Begin EXERCISE INPUT

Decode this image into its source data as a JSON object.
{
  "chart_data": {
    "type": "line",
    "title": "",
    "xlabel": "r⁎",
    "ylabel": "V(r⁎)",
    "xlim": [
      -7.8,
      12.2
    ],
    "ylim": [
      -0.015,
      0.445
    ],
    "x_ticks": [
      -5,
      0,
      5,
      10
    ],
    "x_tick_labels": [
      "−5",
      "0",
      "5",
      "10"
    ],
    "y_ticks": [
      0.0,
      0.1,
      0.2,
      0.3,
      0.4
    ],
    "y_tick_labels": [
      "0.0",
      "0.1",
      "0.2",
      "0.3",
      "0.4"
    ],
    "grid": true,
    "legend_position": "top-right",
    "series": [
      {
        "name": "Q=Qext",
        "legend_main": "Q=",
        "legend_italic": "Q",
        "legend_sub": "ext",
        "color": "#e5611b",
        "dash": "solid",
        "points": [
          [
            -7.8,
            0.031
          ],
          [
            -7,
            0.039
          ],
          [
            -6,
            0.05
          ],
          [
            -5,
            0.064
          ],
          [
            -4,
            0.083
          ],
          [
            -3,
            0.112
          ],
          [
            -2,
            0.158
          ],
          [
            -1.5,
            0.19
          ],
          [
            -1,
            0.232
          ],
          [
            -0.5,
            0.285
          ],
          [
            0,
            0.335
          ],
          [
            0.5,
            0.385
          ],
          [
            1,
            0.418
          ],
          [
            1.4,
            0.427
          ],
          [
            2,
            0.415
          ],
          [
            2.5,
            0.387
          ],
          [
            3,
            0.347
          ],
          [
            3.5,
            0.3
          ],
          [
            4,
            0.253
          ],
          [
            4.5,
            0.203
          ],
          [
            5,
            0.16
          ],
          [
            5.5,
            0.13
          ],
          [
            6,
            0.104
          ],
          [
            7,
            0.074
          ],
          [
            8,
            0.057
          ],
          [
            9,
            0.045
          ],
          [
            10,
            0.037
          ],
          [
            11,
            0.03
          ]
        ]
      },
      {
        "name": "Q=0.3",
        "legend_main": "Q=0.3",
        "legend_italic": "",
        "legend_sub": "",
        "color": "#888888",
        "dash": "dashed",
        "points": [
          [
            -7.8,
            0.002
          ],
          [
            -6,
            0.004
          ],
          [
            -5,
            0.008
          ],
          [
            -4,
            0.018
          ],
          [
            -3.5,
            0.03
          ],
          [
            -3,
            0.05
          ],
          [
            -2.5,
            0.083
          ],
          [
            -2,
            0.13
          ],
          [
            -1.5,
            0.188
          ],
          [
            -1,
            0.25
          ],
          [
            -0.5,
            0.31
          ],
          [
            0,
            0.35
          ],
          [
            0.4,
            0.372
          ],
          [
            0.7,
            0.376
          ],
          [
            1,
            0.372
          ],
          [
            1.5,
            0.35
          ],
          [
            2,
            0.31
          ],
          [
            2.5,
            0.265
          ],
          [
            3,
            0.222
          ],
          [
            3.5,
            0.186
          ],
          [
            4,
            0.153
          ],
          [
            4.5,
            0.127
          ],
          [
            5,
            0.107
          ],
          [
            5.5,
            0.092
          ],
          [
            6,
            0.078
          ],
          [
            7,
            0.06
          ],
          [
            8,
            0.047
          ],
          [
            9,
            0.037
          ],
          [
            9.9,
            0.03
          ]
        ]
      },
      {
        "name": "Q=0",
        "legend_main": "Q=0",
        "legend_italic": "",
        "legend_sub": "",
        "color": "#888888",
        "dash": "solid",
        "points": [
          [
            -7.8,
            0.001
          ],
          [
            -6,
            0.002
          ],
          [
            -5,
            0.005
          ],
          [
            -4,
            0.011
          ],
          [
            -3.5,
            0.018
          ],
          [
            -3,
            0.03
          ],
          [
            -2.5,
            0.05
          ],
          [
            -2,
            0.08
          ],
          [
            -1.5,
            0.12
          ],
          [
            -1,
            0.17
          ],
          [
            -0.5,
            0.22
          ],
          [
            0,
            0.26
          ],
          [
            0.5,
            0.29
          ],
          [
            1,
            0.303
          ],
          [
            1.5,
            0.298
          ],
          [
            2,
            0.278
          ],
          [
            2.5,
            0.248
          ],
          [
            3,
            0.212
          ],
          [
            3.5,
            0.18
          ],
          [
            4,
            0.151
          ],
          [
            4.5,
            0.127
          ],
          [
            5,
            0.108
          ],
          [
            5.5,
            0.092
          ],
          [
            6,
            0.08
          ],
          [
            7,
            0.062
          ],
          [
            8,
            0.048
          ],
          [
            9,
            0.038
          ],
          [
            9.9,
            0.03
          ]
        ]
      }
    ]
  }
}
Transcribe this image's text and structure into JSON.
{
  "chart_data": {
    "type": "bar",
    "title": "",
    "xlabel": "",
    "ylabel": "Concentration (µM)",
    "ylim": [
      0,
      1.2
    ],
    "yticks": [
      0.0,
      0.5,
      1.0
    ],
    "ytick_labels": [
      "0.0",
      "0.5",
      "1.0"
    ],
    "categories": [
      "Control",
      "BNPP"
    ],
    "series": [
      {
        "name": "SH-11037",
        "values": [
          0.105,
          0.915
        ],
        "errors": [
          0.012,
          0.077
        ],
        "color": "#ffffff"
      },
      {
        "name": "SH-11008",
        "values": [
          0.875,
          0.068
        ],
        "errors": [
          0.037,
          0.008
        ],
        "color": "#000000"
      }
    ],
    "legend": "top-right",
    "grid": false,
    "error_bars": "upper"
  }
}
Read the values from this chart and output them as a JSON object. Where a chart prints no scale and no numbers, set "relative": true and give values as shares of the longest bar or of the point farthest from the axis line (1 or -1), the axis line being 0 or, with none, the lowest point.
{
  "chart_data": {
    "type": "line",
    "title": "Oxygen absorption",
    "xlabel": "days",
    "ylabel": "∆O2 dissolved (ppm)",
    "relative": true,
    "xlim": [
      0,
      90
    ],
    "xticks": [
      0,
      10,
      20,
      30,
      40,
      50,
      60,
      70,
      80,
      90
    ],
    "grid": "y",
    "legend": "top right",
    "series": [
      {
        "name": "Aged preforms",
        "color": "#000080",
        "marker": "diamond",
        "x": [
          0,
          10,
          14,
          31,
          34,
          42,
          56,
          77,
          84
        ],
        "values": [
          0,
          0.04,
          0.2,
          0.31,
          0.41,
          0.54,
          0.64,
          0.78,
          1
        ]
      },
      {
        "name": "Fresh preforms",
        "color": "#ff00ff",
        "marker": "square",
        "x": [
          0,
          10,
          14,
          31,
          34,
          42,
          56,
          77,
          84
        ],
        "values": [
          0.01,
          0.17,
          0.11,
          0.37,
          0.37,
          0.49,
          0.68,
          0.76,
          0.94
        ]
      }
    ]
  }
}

End EXERCISE INPUT

TASK TO CARRY OUT
What is the number of lines in the records above that include the word "object"? Reply with that number and nothing more.

RESPONSE TO THE EXERCISE
2